Given problem: In the text below on Excel page dimensions, which keyboard shortcut does the speaker prefer for the Print Preview command?

---------- Selected text ----------

So, what you can do to get an exact idea of the page dimensions? The easiest and simplest
method of this is to, see Print Preview right away when you create a new worksheet or open
an older one. As for this blank worksheet, I click on File menu, and then click on Print.
On the right side pane, you can see a message stating, “We didn’t find anything to print”,
or in older versions of Excel, you might see a dialog box stating, “Microsoft Excel didn’t
find anything to print”. As I already knew that this is a new blank worksheet, then why
would I will try to see a Print Preview. Because this is a quickest method of knowing your
page dimensions. As I go back to my worksheet, you can see a dotted line between the column,
I and J. That dotted line is indicating that your first page is ending here width wise,
and if you scroll down and look over, then you can see another dotted line between the
row number 53 and 54. It is where my first page is ending height wise.
So in my opinion, this is the quickest method, and that is what I always use while start
working in a new Excel worksheet, or when I need to see the page dimensions of an older
worksheet. I prefer pressing Control + F2 key as a shortcut to Print Preview command,
or you can also add a Print Preview button to your Quick Access toolbar. You can also
watch our previous video about Introduction to Excel interface, for mode detail explanation
about customizing Quick Access toolbar. But you might be thinking that how Excel decides,
where to put those dotted lines. This actually depends on the default paper size, margins,
and orientation settings, and those default settings are gathered by Excel from your printer
settings. We recently had published a video regarding Setting Up your Default Printer
Settings, that you can watch for brief reference. So if I click on Page Layout tab form the
Ribbon, here you can see and configure various page and printer settings. For instance, if
I click on Size drop down button, you can notice here that the default paper size is
Letter. So when I press the Print Preview button, Excel checks which paper size has
been used, and according to your paper size and dimensions the dotted line are drawn.

---------- Records shown ----------

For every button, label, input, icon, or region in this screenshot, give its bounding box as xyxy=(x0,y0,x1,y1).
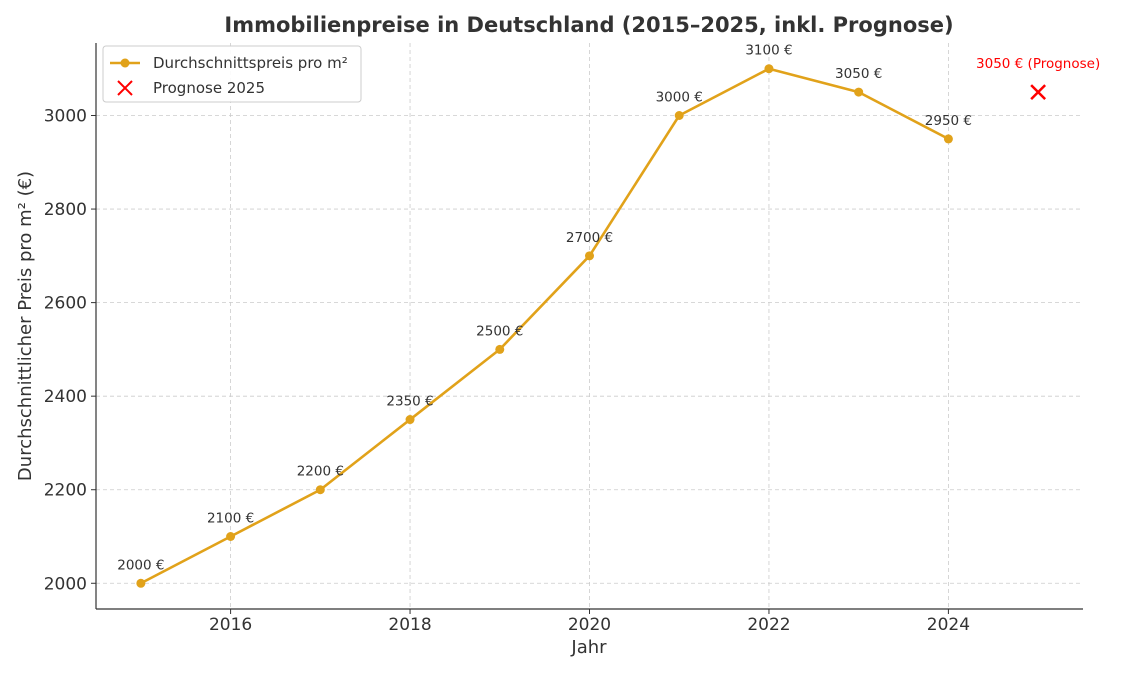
series xyxy=(136,64,1047,588)
legend: Durchschnittspreis pro m² Prognose 2025 xyxy=(102,45,362,103)
y-tick-label: 2400 xyxy=(44,387,87,407)
data-label: 2500 € xyxy=(476,323,523,339)
y-ticks: 2000 2200 2400 2600 2800 3000 xyxy=(44,107,96,594)
y-axis-label: Durchschnittlicher Preis pro m² (€) xyxy=(15,171,36,481)
data-label: 3100 € xyxy=(745,43,792,59)
data-label: 2100 € xyxy=(207,510,254,526)
series-line xyxy=(140,67,950,585)
y-tick-label: 2800 xyxy=(44,200,87,220)
legend-forecast-label: Prognose 2025 xyxy=(153,79,265,97)
legend-series-marker xyxy=(120,58,130,68)
data-label: 2200 € xyxy=(297,464,344,480)
data-label: 2350 € xyxy=(386,394,433,410)
data-label: 3050 € xyxy=(835,66,882,82)
data-label: 2700 € xyxy=(566,230,613,246)
legend-series-label: Durchschnittspreis pro m² xyxy=(153,54,348,72)
grid-lines xyxy=(96,43,1083,609)
forecast-label: 3050 € (Prognose) xyxy=(976,56,1100,72)
x-tick-label: 2016 xyxy=(209,615,252,635)
data-labels: 2000 € 2100 € 2200 € 2350 € 2500 € 2700 € 3000… xyxy=(117,43,1100,574)
data-point xyxy=(854,87,864,97)
forecast-marker xyxy=(1030,84,1047,100)
y-tick-label: 3000 xyxy=(44,107,87,127)
data-point xyxy=(315,485,325,495)
data-point xyxy=(585,251,594,261)
chart-title: Immobilienpreise in Deutschland (2015–20… xyxy=(224,13,953,37)
data-point xyxy=(226,531,236,541)
data-point xyxy=(136,578,146,588)
x-ticks: 2016 2018 2020 2022 2024 xyxy=(209,609,970,635)
x-tick-label: 2022 xyxy=(747,615,790,635)
y-tick-label: 2200 xyxy=(44,481,87,501)
x-tick-label: 2020 xyxy=(568,615,611,635)
data-point xyxy=(495,344,505,354)
data-point xyxy=(764,64,774,74)
data-point xyxy=(405,415,415,425)
data-label: 3000 € xyxy=(656,90,703,106)
legend-forecast-marker xyxy=(117,80,133,96)
legend-box xyxy=(102,45,362,103)
legend-forecast-stroke xyxy=(117,80,133,96)
data-point xyxy=(943,134,953,144)
data-label: 2950 € xyxy=(925,113,972,129)
forecast-marker-stroke xyxy=(1030,84,1047,100)
x-tick-label: 2024 xyxy=(927,615,970,635)
y-tick-label: 2000 xyxy=(44,574,87,594)
data-label: 2000 € xyxy=(117,557,164,573)
x-tick-label: 2018 xyxy=(388,615,431,635)
x-axis-label: Jahr xyxy=(570,637,607,658)
y-tick-label: 2600 xyxy=(44,294,87,314)
data-point xyxy=(674,111,684,121)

----------

Answer in full: Control + F2